##### Materials provided

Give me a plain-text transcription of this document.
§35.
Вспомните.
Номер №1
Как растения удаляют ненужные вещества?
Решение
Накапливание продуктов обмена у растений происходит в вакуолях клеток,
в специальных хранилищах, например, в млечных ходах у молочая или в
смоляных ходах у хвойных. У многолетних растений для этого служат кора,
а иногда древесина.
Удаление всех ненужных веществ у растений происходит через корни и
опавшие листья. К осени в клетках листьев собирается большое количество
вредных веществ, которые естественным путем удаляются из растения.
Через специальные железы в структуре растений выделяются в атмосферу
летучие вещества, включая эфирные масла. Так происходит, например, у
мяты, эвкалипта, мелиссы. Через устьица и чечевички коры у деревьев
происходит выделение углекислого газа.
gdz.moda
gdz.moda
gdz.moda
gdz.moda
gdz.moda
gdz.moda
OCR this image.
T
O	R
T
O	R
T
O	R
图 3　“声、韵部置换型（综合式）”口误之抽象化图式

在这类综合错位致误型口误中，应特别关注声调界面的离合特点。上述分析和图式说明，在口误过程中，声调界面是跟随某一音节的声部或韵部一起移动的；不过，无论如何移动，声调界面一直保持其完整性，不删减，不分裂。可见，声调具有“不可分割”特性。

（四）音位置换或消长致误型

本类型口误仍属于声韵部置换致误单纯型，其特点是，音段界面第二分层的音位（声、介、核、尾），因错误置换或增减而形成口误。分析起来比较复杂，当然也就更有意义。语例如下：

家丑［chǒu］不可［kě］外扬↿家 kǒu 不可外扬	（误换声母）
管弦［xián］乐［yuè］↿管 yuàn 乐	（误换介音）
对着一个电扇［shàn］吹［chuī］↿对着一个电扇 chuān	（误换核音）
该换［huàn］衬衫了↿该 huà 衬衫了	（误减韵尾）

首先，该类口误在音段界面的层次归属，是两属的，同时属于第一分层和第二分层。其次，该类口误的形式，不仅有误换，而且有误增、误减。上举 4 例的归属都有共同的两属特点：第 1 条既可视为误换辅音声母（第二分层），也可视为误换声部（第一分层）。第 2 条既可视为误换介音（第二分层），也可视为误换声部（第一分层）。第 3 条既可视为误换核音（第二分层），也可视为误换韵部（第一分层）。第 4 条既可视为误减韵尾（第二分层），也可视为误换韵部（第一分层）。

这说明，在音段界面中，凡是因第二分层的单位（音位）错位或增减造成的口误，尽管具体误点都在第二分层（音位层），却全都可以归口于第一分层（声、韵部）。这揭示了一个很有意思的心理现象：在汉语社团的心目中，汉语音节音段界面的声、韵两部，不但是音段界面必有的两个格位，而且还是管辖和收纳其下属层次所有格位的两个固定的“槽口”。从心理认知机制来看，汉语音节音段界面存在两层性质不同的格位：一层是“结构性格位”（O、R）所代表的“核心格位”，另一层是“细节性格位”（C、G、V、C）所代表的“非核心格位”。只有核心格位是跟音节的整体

##########

▶ **Set exercise**: Copy every single line of the material above that holds "растения".

▶ **Problem solution**:
Как растения удаляют ненужные вещества?
вредных веществ, которые естественным путем удаляются из растения.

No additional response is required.